§ **What to work on**
Leaving out the pictures, transcribe all of the records faithfully.

§ **Stored data**
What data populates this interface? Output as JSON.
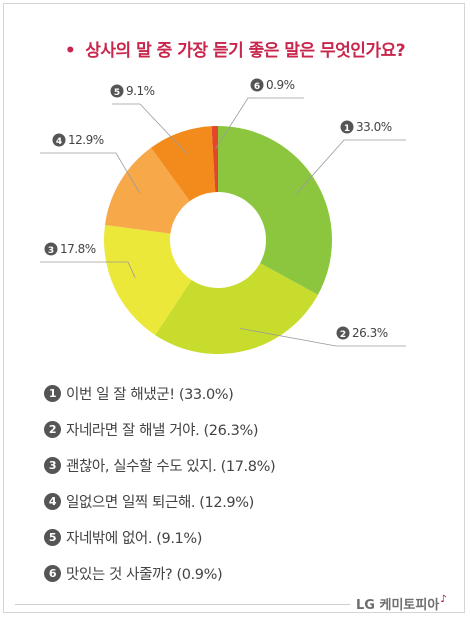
{
  "title": "상사의 말 중 가장 듣기 좋은 말은 무엇인가요?",
  "bullet": "•",
  "chart_data": {
    "type": "pie",
    "title": "상사의 말 중 가장 듣기 좋은 말은 무엇인가요?",
    "categories": [
      "이번 일 잘 해냈군!",
      "자네라면 잘 해낼 거야.",
      "괜찮아, 실수할 수도 있지.",
      "일없으면 일찍 퇴근해.",
      "자네밖에 없어.",
      "맛있는 것 사줄까?"
    ],
    "values": [
      33.0,
      26.3,
      17.8,
      12.9,
      9.1,
      0.9
    ],
    "colors": [
      "#8cc63f",
      "#c8dc2d",
      "#ece83a",
      "#f7a94a",
      "#f28b1c",
      "#e2472a"
    ],
    "data_labels": [
      "33.0%",
      "26.3%",
      "17.8%",
      "12.9%",
      "9.1%",
      "0.9%"
    ],
    "numbers": [
      "1",
      "2",
      "3",
      "4",
      "5",
      "6"
    ],
    "donut": true,
    "legend_position": "bottom"
  },
  "legend": [
    "이번 일 잘 해냈군! (33.0%)",
    "자네라면 잘 해낼 거야. (26.3%)",
    "괜찮아, 실수할 수도 있지. (17.8%)",
    "일없으면 일찍 퇴근해. (12.9%)",
    "자네밖에 없어. (9.1%)",
    "맛있는 것 사줄까? (0.9%)"
  ],
  "footer": {
    "logo_text": "LG 케미토피아",
    "logo_mark": "♪"
  }
}
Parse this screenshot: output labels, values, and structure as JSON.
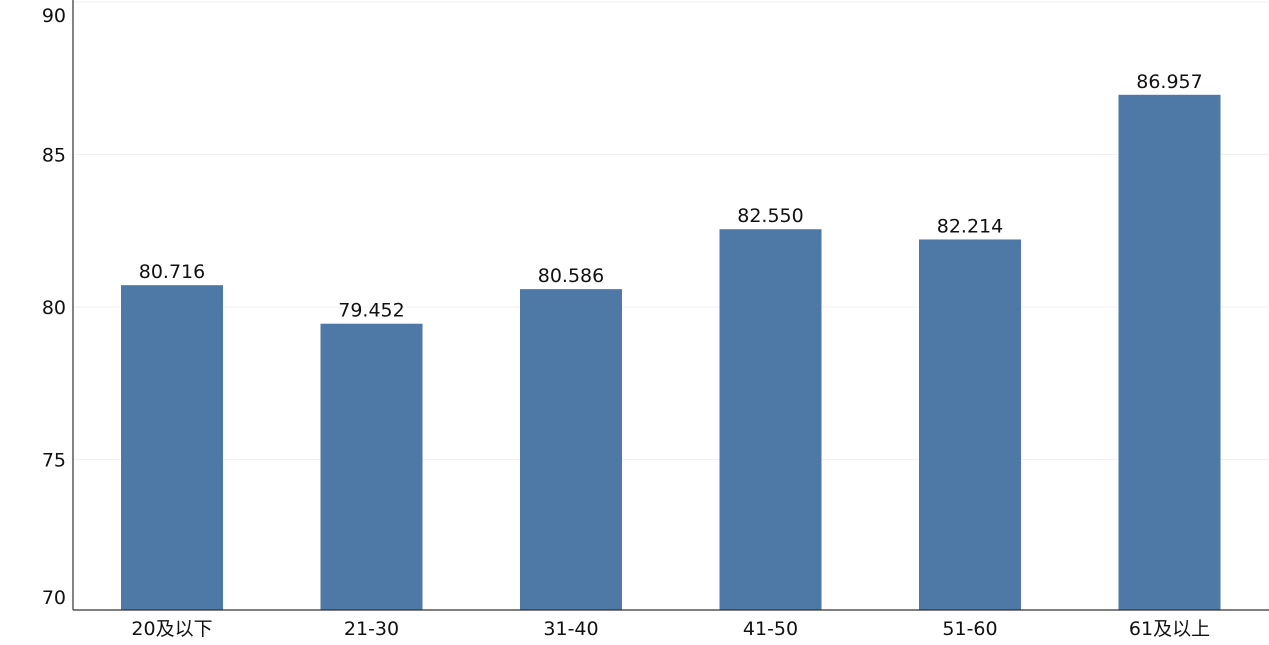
{
  "chart_data": {
    "type": "bar",
    "categories": [
      "20及以下",
      "21-30",
      "31-40",
      "41-50",
      "51-60",
      "61及以上"
    ],
    "values": [
      80.716,
      79.452,
      80.586,
      82.55,
      82.214,
      86.957
    ],
    "value_labels": [
      "80.716",
      "79.452",
      "80.586",
      "82.550",
      "82.214",
      "86.957"
    ],
    "yticks": [
      70,
      75,
      80,
      85,
      90
    ],
    "ytick_labels": [
      "70",
      "75",
      "80",
      "85",
      "90"
    ],
    "ylim": [
      70,
      90
    ],
    "bar_color": "#4e79a7",
    "axis_color": "#333333",
    "grid_color": "#f2f2f2",
    "grid": true
  }
}
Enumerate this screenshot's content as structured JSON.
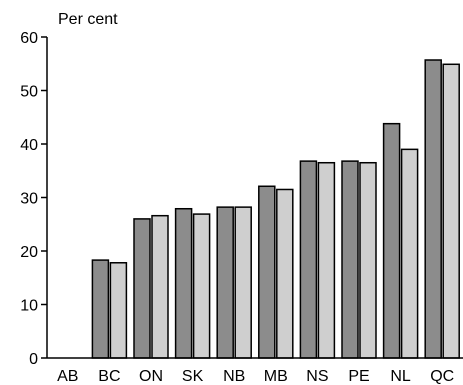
{
  "chart_data": {
    "type": "bar",
    "title": "",
    "xlabel": "",
    "ylabel": "Per cent",
    "categories": [
      "AB",
      "BC",
      "ON",
      "SK",
      "NB",
      "MB",
      "NS",
      "PE",
      "NL",
      "QC"
    ],
    "series": [
      {
        "values": [
          0,
          18.3,
          26.0,
          27.9,
          28.2,
          32.1,
          36.8,
          36.8,
          43.8,
          55.7
        ],
        "color": "#8c8c8c"
      },
      {
        "values": [
          0,
          17.8,
          26.6,
          26.9,
          28.2,
          31.5,
          36.5,
          36.5,
          39.0,
          54.9
        ],
        "color": "#cfcfcf"
      }
    ],
    "yticks": [
      0,
      10,
      20,
      30,
      40,
      50,
      60
    ],
    "ylim": [
      0,
      60
    ],
    "grid": false,
    "legend": "none"
  }
}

§ **Task response**
What data populates this interface? Output as JSON.
{
  "title": "상사의 말 중 가장 듣기 좋은 말은 무엇인가요?",
  "bullet": "•",
  "chart_data": {
    "type": "pie",
    "title": "상사의 말 중 가장 듣기 좋은 말은 무엇인가요?",
    "categories": [
      "이번 일 잘 해냈군!",
      "자네라면 잘 해낼 거야.",
      "괜찮아, 실수할 수도 있지.",
      "일없으면 일찍 퇴근해.",
      "자네밖에 없어.",
      "맛있는 것 사줄까?"
    ],
    "values": [
      33.0,
      26.3,
      17.8,
      12.9,
      9.1,
      0.9
    ],
    "colors": [
      "#8cc63f",
      "#c8dc2d",
      "#ece83a",
      "#f7a94a",
      "#f28b1c",
      "#e2472a"
    ],
    "data_labels": [
      "33.0%",
      "26.3%",
      "17.8%",
      "12.9%",
      "9.1%",
      "0.9%"
    ],
    "numbers": [
      "1",
      "2",
      "3",
      "4",
      "5",
      "6"
    ],
    "donut": true,
    "legend_position": "bottom"
  },
  "legend": [
    "이번 일 잘 해냈군! (33.0%)",
    "자네라면 잘 해낼 거야. (26.3%)",
    "괜찮아, 실수할 수도 있지. (17.8%)",
    "일없으면 일찍 퇴근해. (12.9%)",
    "자네밖에 없어. (9.1%)",
    "맛있는 것 사줄까? (0.9%)"
  ],
  "footer": {
    "logo_text": "LG 케미토피아",
    "logo_mark": "♪"
  }
}
Parse this screenshot: output labels, values, and structure as JSON.
{
  "chart_data": {
    "type": "bar",
    "categories": [
      "20及以下",
      "21-30",
      "31-40",
      "41-50",
      "51-60",
      "61及以上"
    ],
    "values": [
      80.716,
      79.452,
      80.586,
      82.55,
      82.214,
      86.957
    ],
    "value_labels": [
      "80.716",
      "79.452",
      "80.586",
      "82.550",
      "82.214",
      "86.957"
    ],
    "yticks": [
      70,
      75,
      80,
      85,
      90
    ],
    "ytick_labels": [
      "70",
      "75",
      "80",
      "85",
      "90"
    ],
    "ylim": [
      70,
      90
    ],
    "bar_color": "#4e79a7",
    "axis_color": "#333333",
    "grid_color": "#f2f2f2",
    "grid": true
  }
}
Enumerate this screenshot's content as structured JSON.
{
  "chart_data": {
    "type": "bar",
    "title": "",
    "xlabel": "",
    "ylabel": "Per cent",
    "categories": [
      "AB",
      "BC",
      "ON",
      "SK",
      "NB",
      "MB",
      "NS",
      "PE",
      "NL",
      "QC"
    ],
    "series": [
      {
        "values": [
          0,
          18.3,
          26.0,
          27.9,
          28.2,
          32.1,
          36.8,
          36.8,
          43.8,
          55.7
        ],
        "color": "#8c8c8c"
      },
      {
        "values": [
          0,
          17.8,
          26.6,
          26.9,
          28.2,
          31.5,
          36.5,
          36.5,
          39.0,
          54.9
        ],
        "color": "#cfcfcf"
      }
    ],
    "yticks": [
      0,
      10,
      20,
      30,
      40,
      50,
      60
    ],
    "ylim": [
      0,
      60
    ],
    "grid": false,
    "legend": "none"
  }
}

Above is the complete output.